** BEGIN **

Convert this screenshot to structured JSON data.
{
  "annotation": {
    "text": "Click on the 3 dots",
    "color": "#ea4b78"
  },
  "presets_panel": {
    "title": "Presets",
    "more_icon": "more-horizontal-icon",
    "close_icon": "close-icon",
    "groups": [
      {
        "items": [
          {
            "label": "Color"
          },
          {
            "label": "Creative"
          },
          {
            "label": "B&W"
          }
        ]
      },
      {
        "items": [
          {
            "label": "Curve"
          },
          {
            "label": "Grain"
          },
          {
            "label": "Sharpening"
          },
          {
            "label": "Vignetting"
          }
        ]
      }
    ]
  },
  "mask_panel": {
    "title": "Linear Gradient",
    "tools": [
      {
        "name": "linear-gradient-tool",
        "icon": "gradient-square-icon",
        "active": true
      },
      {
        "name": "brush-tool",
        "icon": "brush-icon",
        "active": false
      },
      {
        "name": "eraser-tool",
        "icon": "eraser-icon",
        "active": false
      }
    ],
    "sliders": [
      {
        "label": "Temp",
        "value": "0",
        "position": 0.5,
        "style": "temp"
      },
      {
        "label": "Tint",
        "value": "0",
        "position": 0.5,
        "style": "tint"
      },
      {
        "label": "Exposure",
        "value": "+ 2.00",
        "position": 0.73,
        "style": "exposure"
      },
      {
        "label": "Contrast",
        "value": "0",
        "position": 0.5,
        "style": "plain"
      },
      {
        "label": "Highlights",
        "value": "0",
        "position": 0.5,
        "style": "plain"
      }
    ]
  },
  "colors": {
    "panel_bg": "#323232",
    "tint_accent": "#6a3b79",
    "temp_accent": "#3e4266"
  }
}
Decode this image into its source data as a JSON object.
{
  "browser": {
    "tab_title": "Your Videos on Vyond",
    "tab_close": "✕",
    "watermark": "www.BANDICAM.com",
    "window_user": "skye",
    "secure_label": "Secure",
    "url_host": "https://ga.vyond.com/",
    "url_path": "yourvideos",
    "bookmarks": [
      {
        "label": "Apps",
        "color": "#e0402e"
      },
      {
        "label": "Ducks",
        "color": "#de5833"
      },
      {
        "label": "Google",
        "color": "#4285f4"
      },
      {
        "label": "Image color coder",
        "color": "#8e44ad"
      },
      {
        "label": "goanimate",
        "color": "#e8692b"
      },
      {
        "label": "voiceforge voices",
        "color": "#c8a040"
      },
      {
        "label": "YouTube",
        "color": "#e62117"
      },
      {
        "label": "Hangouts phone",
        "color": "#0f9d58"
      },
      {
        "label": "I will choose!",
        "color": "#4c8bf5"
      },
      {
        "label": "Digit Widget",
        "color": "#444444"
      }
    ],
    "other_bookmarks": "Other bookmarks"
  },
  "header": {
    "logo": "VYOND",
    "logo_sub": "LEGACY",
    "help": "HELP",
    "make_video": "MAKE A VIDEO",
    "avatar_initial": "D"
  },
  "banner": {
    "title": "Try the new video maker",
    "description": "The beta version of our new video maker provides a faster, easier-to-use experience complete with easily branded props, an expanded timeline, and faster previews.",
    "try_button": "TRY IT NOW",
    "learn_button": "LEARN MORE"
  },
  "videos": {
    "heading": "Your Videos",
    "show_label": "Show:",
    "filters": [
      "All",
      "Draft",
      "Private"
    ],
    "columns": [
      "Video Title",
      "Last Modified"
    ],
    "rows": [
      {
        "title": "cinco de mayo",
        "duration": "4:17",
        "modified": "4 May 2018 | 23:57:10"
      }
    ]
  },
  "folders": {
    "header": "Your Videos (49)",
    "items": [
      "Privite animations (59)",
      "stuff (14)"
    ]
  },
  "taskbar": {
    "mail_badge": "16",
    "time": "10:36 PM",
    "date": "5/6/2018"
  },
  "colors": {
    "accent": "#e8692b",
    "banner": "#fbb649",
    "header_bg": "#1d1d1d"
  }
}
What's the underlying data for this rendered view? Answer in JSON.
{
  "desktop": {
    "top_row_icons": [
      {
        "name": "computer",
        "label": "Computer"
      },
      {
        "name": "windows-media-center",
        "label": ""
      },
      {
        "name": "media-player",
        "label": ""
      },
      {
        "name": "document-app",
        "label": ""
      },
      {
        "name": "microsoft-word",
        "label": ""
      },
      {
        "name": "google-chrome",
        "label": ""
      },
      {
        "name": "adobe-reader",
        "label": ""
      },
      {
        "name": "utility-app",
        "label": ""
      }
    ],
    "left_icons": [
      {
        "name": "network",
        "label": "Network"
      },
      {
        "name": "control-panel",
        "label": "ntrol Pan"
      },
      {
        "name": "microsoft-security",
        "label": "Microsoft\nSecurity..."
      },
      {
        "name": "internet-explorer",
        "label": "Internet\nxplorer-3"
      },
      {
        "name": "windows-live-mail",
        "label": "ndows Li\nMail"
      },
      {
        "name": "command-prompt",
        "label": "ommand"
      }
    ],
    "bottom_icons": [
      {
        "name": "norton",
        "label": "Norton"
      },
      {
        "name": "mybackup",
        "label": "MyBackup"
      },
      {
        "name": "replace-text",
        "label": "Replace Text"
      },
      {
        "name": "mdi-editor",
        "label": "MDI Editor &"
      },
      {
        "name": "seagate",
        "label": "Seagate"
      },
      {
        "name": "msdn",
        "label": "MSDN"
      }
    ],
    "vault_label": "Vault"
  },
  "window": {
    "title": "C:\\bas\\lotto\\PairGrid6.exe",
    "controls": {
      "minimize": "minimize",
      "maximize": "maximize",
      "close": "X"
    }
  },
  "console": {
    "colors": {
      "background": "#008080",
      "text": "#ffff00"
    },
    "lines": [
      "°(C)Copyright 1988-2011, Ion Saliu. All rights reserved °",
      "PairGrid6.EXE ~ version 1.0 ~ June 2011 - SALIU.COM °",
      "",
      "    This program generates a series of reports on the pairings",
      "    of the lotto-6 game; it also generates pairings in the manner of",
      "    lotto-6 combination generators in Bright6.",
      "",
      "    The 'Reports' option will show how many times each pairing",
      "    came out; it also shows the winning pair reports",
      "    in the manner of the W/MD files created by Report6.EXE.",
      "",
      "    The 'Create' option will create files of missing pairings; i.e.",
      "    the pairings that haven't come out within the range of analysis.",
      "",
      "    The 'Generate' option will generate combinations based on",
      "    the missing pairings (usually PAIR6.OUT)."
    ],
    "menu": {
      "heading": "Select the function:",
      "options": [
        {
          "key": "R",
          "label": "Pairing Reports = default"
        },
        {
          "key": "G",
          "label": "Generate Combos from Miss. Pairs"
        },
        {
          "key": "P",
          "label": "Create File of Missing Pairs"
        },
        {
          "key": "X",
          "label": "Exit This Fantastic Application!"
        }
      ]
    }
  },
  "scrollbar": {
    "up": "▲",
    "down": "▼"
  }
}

** END **

Requirement: Reproduce every line of the material above exactly.

Task result:
Convert this screenshot to structured JSON data.
{
  "annotation": {
    "text": "Click on the 3 dots",
    "color": "#ea4b78"
  },
  "presets_panel": {
    "title": "Presets",
    "more_icon": "more-horizontal-icon",
    "close_icon": "close-icon",
    "groups": [
      {
        "items": [
          {
            "label": "Color"
          },
          {
            "label": "Creative"
          },
          {
            "label": "B&W"
          }
        ]
      },
      {
        "items": [
          {
            "label": "Curve"
          },
          {
            "label": "Grain"
          },
          {
            "label": "Sharpening"
          },
          {
            "label": "Vignetting"
          }
        ]
      }
    ]
  },
  "mask_panel": {
    "title": "Linear Gradient",
    "tools": [
      {
        "name": "linear-gradient-tool",
        "icon": "gradient-square-icon",
        "active": true
      },
      {
        "name": "brush-tool",
        "icon": "brush-icon",
        "active": false
      },
      {
        "name": "eraser-tool",
        "icon": "eraser-icon",
        "active": false
      }
    ],
    "sliders": [
      {
        "label": "Temp",
        "value": "0",
        "position": 0.5,
        "style": "temp"
      },
      {
        "label": "Tint",
        "value": "0",
        "position": 0.5,
        "style": "tint"
      },
      {
        "label": "Exposure",
        "value": "+ 2.00",
        "position": 0.73,
        "style": "exposure"
      },
      {
        "label": "Contrast",
        "value": "0",
        "position": 0.5,
        "style": "plain"
      },
      {
        "label": "Highlights",
        "value": "0",
        "position": 0.5,
        "style": "plain"
      }
    ]
  },
  "colors": {
    "panel_bg": "#323232",
    "tint_accent": "#6a3b79",
    "temp_accent": "#3e4266"
  }
}
Decode this image into its source data as a JSON object.
{
  "browser": {
    "tab_title": "Your Videos on Vyond",
    "tab_close": "✕",
    "watermark": "www.BANDICAM.com",
    "window_user": "skye",
    "secure_label": "Secure",
    "url_host": "https://ga.vyond.com/",
    "url_path": "yourvideos",
    "bookmarks": [
      {
        "label": "Apps",
        "color": "#e0402e"
      },
      {
        "label": "Ducks",
        "color": "#de5833"
      },
      {
        "label": "Google",
        "color": "#4285f4"
      },
      {
        "label": "Image color coder",
        "color": "#8e44ad"
      },
      {
        "label": "goanimate",
        "color": "#e8692b"
      },
      {
        "label": "voiceforge voices",
        "color": "#c8a040"
      },
      {
        "label": "YouTube",
        "color": "#e62117"
      },
      {
        "label": "Hangouts phone",
        "color": "#0f9d58"
      },
      {
        "label": "I will choose!",
        "color": "#4c8bf5"
      },
      {
        "label": "Digit Widget",
        "color": "#444444"
      }
    ],
    "other_bookmarks": "Other bookmarks"
  },
  "header": {
    "logo": "VYOND",
    "logo_sub": "LEGACY",
    "help": "HELP",
    "make_video": "MAKE A VIDEO",
    "avatar_initial": "D"
  },
  "banner": {
    "title": "Try the new video maker",
    "description": "The beta version of our new video maker provides a faster, easier-to-use experience complete with easily branded props, an expanded timeline, and faster previews.",
    "try_button": "TRY IT NOW",
    "learn_button": "LEARN MORE"
  },
  "videos": {
    "heading": "Your Videos",
    "show_label": "Show:",
    "filters": [
      "All",
      "Draft",
      "Private"
    ],
    "columns": [
      "Video Title",
      "Last Modified"
    ],
    "rows": [
      {
        "title": "cinco de mayo",
        "duration": "4:17",
        "modified": "4 May 2018 | 23:57:10"
      }
    ]
  },
  "folders": {
    "header": "Your Videos (49)",
    "items": [
      "Privite animations (59)",
      "stuff (14)"
    ]
  },
  "taskbar": {
    "mail_badge": "16",
    "time": "10:36 PM",
    "date": "5/6/2018"
  },
  "colors": {
    "accent": "#e8692b",
    "banner": "#fbb649",
    "header_bg": "#1d1d1d"
  }
}
What's the underlying data for this rendered view? Answer in JSON.
{
  "desktop": {
    "top_row_icons": [
      {
        "name": "computer",
        "label": "Computer"
      },
      {
        "name": "windows-media-center",
        "label": ""
      },
      {
        "name": "media-player",
        "label": ""
      },
      {
        "name": "document-app",
        "label": ""
      },
      {
        "name": "microsoft-word",
        "label": ""
      },
      {
        "name": "google-chrome",
        "label": ""
      },
      {
        "name": "adobe-reader",
        "label": ""
      },
      {
        "name": "utility-app",
        "label": ""
      }
    ],
    "left_icons": [
      {
        "name": "network",
        "label": "Network"
      },
      {
        "name": "control-panel",
        "label": "ntrol Pan"
      },
      {
        "name": "microsoft-security",
        "label": "Microsoft\nSecurity..."
      },
      {
        "name": "internet-explorer",
        "label": "Internet\nxplorer-3"
      },
      {
        "name": "windows-live-mail",
        "label": "ndows Li\nMail"
      },
      {
        "name": "command-prompt",
        "label": "ommand"
      }
    ],
    "bottom_icons": [
      {
        "name": "norton",
        "label": "Norton"
      },
      {
        "name": "mybackup",
        "label": "MyBackup"
      },
      {
        "name": "replace-text",
        "label": "Replace Text"
      },
      {
        "name": "mdi-editor",
        "label": "MDI Editor &"
      },
      {
        "name": "seagate",
        "label": "Seagate"
      },
      {
        "name": "msdn",
        "label": "MSDN"
      }
    ],
    "vault_label": "Vault"
  },
  "window": {
    "title": "C:\\bas\\lotto\\PairGrid6.exe",
    "controls": {
      "minimize": "minimize",
      "maximize": "maximize",
      "close": "X"
    }
  },
  "console": {
    "colors": {
      "background": "#008080",
      "text": "#ffff00"
    },
    "lines": [
      "°(C)Copyright 1988-2011, Ion Saliu. All rights reserved °",
      "PairGrid6.EXE ~ version 1.0 ~ June 2011 - SALIU.COM °",
      "",
      "    This program generates a series of reports on the pairings",
      "    of the lotto-6 game; it also generates pairings in the manner of",
      "    lotto-6 combination generators in Bright6.",
      "",
      "    The 'Reports' option will show how many times each pairing",
      "    came out; it also shows the winning pair reports",
      "    in the manner of the W/MD files created by Report6.EXE.",
      "",
      "    The 'Create' option will create files of missing pairings; i.e.",
      "    the pairings that haven't come out within the range of analysis.",
      "",
      "    The 'Generate' option will generate combinations based on",
      "    the missing pairings (usually PAIR6.OUT)."
    ],
    "menu": {
      "heading": "Select the function:",
      "options": [
        {
          "key": "R",
          "label": "Pairing Reports = default"
        },
        {
          "key": "G",
          "label": "Generate Combos from Miss. Pairs"
        },
        {
          "key": "P",
          "label": "Create File of Missing Pairs"
        },
        {
          "key": "X",
          "label": "Exit This Fantastic Application!"
        }
      ]
    }
  },
  "scrollbar": {
    "up": "▲",
    "down": "▼"
  }
}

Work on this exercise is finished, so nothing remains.